◆ To do:
Across the material below, how many lines contain the word "text"? Give only the number.
--- start ---
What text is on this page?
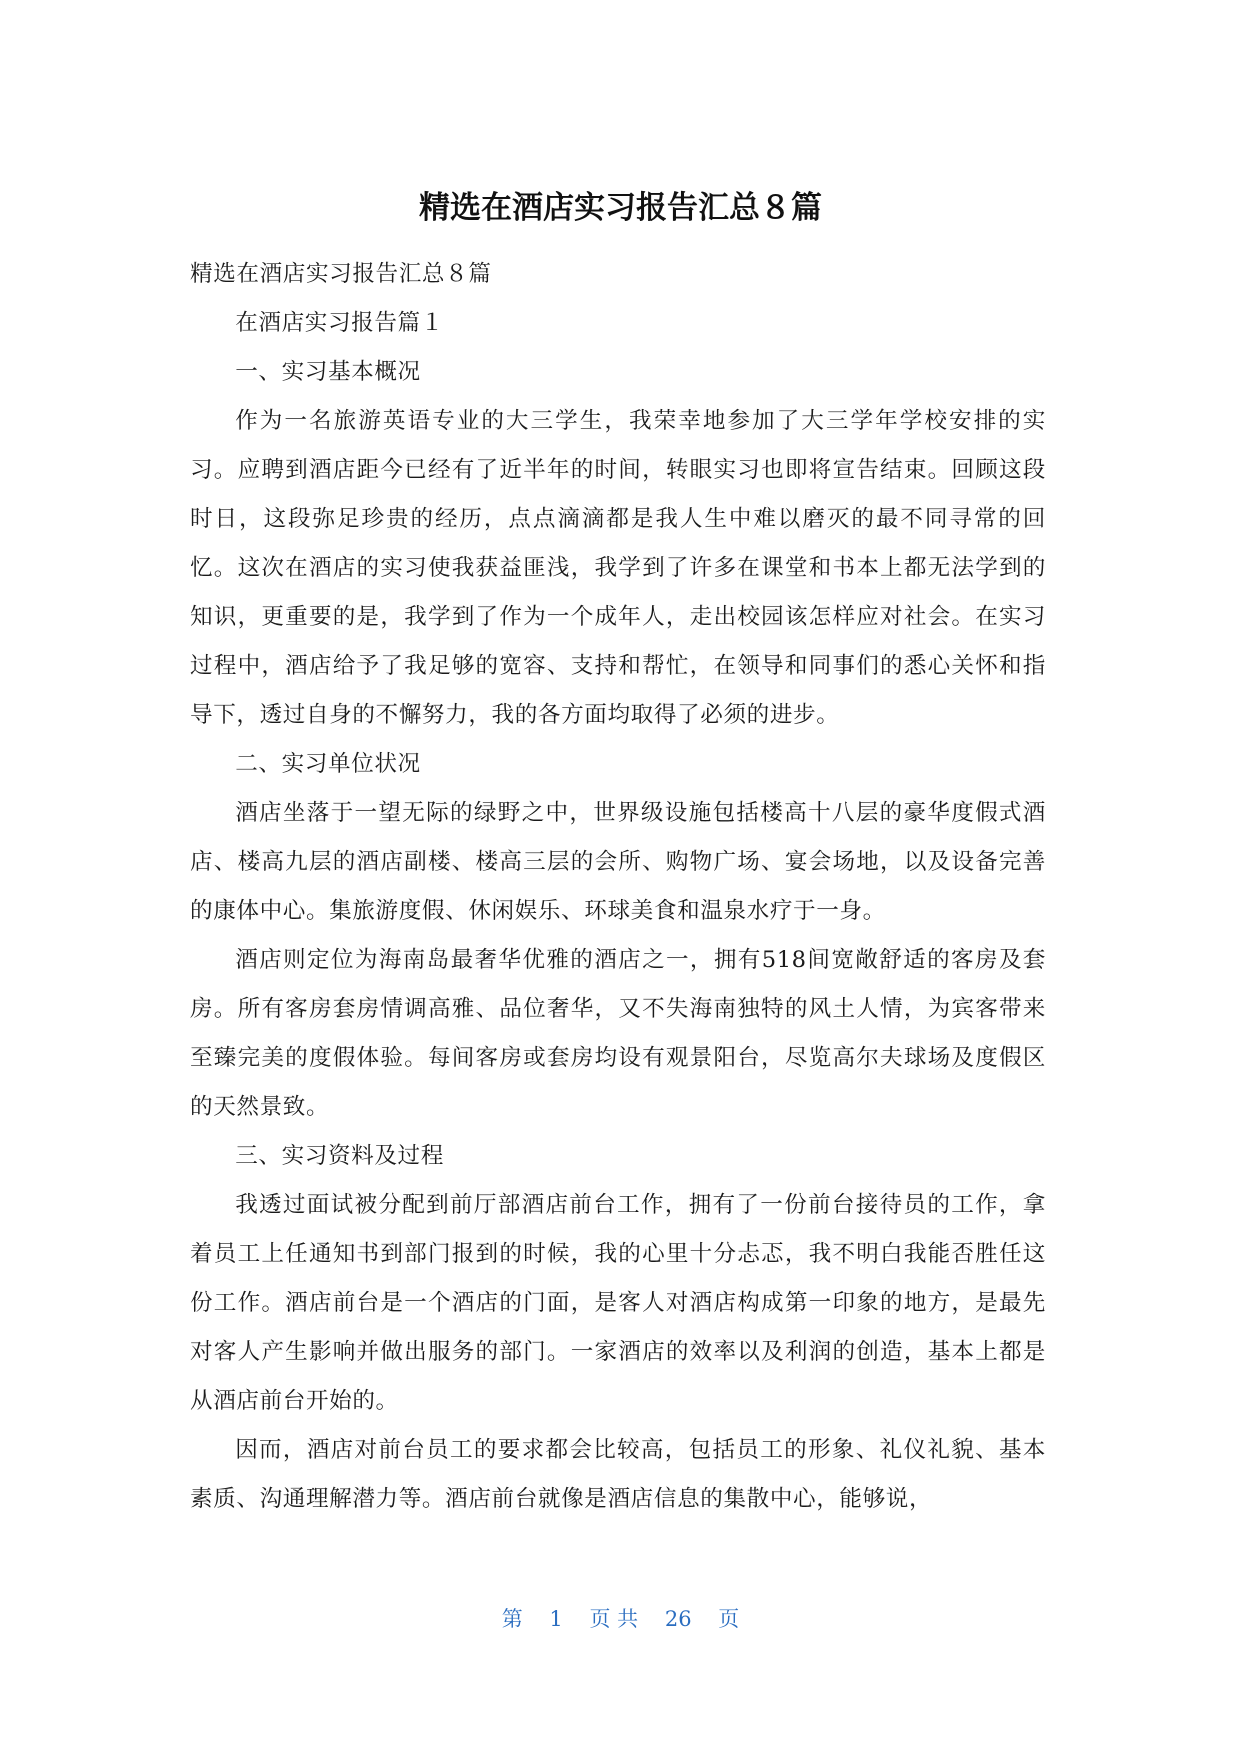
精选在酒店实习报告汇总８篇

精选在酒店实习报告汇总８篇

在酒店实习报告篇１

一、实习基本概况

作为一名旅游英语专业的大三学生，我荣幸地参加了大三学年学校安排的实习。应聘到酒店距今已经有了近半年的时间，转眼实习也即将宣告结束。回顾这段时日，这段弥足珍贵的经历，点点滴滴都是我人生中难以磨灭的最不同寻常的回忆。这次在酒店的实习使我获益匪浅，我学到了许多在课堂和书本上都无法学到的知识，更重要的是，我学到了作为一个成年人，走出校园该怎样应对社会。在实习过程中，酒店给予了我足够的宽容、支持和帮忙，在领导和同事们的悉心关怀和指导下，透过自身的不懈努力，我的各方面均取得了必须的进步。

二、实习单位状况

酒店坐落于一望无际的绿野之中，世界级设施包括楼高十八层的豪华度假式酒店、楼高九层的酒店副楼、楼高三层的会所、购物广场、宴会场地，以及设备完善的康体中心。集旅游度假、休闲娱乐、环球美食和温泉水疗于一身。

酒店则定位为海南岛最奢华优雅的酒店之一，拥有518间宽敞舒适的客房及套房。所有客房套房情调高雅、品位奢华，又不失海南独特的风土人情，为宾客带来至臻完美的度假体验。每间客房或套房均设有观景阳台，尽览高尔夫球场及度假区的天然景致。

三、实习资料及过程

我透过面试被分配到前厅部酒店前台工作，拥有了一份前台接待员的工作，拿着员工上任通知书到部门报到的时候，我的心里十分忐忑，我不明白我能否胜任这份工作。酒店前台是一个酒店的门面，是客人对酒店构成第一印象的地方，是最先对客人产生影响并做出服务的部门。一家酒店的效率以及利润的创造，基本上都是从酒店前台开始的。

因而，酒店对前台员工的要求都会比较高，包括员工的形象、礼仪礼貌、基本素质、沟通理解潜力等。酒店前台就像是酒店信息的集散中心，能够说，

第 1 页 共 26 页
--- end ---
--- start ---
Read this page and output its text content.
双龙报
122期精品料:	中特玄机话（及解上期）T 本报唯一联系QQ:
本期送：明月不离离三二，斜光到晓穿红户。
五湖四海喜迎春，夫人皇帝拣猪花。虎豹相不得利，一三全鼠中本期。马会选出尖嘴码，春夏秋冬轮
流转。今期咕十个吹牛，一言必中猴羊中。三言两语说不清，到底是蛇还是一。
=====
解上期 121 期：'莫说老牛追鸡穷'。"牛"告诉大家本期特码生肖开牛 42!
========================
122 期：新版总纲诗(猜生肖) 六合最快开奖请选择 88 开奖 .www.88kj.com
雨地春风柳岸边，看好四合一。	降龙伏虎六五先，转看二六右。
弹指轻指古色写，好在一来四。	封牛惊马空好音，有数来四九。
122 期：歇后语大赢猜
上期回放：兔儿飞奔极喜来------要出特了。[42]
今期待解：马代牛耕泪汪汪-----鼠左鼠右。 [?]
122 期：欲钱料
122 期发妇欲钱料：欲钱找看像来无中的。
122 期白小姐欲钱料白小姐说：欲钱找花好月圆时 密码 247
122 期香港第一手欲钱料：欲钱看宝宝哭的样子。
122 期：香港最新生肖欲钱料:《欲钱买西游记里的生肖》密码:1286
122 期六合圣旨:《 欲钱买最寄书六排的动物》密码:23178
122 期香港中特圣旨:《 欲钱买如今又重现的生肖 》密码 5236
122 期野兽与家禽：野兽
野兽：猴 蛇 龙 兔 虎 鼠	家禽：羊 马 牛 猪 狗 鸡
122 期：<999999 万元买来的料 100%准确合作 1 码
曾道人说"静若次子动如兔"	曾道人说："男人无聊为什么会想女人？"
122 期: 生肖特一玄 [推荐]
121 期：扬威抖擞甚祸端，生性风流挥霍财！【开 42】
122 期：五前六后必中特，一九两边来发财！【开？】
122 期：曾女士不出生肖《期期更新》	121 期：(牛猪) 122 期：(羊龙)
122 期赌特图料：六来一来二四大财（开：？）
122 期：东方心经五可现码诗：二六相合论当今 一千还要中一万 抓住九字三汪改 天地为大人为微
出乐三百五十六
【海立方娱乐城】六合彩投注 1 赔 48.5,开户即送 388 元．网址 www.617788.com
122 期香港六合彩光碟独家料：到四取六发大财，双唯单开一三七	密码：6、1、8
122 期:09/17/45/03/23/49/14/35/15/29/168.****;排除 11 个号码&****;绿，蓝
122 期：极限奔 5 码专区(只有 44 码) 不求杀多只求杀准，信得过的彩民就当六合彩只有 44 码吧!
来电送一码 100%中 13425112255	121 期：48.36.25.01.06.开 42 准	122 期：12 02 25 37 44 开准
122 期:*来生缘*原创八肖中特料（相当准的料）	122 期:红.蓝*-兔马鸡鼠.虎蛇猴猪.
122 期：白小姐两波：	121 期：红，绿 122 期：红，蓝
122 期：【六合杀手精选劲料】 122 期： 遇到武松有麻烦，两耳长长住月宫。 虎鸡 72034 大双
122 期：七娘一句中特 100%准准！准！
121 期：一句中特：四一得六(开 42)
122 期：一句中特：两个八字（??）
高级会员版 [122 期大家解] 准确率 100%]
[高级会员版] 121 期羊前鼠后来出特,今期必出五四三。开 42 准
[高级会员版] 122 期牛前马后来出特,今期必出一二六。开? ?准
--- end ---
◆ Exercise solution:
2